• **STATED PROBLEM**:
Return every line of the data below that includes the string "this".

• **Records that describe figures**:
***

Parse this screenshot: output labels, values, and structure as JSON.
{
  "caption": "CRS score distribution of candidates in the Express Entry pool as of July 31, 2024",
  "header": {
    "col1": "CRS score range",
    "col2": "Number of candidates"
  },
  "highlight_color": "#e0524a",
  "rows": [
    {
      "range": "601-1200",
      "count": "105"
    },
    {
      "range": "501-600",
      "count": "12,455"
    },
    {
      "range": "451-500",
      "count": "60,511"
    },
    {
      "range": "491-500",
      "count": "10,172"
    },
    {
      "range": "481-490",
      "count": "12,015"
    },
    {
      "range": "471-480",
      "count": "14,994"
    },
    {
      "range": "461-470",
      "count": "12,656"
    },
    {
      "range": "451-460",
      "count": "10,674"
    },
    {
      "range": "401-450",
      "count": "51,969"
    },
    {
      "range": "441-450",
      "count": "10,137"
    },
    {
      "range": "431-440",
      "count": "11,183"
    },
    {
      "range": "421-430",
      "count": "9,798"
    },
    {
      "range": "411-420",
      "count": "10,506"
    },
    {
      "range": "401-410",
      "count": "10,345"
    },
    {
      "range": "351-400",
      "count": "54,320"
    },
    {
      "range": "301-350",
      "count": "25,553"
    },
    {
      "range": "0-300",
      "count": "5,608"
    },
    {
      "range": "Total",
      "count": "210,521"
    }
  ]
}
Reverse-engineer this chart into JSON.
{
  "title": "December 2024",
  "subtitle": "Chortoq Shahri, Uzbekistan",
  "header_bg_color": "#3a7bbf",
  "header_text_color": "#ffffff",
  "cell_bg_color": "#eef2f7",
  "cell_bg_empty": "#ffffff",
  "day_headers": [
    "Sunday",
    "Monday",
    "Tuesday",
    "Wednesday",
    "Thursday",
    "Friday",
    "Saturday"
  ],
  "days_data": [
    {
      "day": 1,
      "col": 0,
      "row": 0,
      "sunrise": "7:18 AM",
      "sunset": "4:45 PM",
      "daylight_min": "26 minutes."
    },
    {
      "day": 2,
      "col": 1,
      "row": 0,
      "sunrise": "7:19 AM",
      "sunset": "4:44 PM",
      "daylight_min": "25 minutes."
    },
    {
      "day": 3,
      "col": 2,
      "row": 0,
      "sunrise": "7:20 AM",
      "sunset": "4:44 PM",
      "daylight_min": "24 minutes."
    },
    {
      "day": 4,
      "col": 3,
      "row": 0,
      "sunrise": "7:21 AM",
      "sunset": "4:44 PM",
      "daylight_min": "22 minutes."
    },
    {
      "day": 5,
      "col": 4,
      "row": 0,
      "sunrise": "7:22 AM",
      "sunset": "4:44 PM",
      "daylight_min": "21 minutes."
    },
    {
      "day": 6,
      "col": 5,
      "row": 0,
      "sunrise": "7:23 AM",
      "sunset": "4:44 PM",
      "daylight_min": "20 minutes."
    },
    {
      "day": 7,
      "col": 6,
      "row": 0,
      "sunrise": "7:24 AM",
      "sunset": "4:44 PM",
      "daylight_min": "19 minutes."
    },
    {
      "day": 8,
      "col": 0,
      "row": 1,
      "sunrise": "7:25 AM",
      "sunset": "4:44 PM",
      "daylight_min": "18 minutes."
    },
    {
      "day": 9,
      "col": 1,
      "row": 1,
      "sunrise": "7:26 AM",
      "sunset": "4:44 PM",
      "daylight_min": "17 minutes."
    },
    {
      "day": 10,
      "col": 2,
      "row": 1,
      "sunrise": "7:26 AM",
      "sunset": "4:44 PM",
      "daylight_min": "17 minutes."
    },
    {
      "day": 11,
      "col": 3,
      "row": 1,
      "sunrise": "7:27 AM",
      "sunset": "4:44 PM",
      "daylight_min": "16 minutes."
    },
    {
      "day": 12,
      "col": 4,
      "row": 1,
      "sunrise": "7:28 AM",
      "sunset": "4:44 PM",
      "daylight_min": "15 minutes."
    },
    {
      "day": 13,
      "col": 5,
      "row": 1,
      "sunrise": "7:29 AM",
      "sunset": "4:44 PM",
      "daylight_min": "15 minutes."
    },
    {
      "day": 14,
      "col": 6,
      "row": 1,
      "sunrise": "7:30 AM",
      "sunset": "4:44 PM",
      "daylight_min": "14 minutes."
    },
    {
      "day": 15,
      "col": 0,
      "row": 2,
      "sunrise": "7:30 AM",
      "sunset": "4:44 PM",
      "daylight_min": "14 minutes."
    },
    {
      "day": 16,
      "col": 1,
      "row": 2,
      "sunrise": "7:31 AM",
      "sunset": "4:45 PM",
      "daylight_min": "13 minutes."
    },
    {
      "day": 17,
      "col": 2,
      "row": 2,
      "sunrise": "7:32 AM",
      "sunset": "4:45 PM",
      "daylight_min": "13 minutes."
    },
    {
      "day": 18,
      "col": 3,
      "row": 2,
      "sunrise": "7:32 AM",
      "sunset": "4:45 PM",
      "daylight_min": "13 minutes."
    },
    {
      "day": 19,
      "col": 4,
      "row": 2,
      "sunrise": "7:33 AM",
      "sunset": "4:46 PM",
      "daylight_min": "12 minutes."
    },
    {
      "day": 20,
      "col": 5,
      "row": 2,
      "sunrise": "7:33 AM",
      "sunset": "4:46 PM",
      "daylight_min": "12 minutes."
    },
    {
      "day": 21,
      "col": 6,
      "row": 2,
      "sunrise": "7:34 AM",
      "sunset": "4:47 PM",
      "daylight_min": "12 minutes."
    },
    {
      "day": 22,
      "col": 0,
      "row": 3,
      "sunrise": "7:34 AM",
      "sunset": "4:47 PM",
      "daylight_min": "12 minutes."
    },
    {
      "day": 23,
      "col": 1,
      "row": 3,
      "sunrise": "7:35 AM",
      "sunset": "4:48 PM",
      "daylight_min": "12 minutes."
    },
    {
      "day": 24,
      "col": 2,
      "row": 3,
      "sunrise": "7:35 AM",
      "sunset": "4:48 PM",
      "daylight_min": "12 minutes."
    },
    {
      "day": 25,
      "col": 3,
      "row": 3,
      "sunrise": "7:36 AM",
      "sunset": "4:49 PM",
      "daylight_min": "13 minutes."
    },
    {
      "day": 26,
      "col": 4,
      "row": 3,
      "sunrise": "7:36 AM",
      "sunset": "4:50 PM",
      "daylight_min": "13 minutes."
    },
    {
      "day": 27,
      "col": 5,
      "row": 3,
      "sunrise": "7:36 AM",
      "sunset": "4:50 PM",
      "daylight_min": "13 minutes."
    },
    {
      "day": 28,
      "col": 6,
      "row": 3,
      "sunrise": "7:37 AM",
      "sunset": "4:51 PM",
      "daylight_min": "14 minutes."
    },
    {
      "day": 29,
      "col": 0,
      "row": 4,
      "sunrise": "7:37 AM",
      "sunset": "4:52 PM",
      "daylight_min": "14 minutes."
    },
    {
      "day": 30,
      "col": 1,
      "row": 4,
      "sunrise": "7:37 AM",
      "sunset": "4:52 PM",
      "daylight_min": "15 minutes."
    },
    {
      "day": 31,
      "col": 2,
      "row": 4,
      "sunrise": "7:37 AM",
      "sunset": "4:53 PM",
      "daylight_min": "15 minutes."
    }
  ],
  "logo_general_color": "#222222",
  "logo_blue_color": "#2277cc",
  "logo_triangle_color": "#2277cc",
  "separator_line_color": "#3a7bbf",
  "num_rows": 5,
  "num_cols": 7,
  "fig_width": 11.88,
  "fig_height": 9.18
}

***

• **PROBLEM SOLUTION**:
Parse this screenshot: output labels, values, and structure as JSON.
Reverse-engineer this chart into JSON.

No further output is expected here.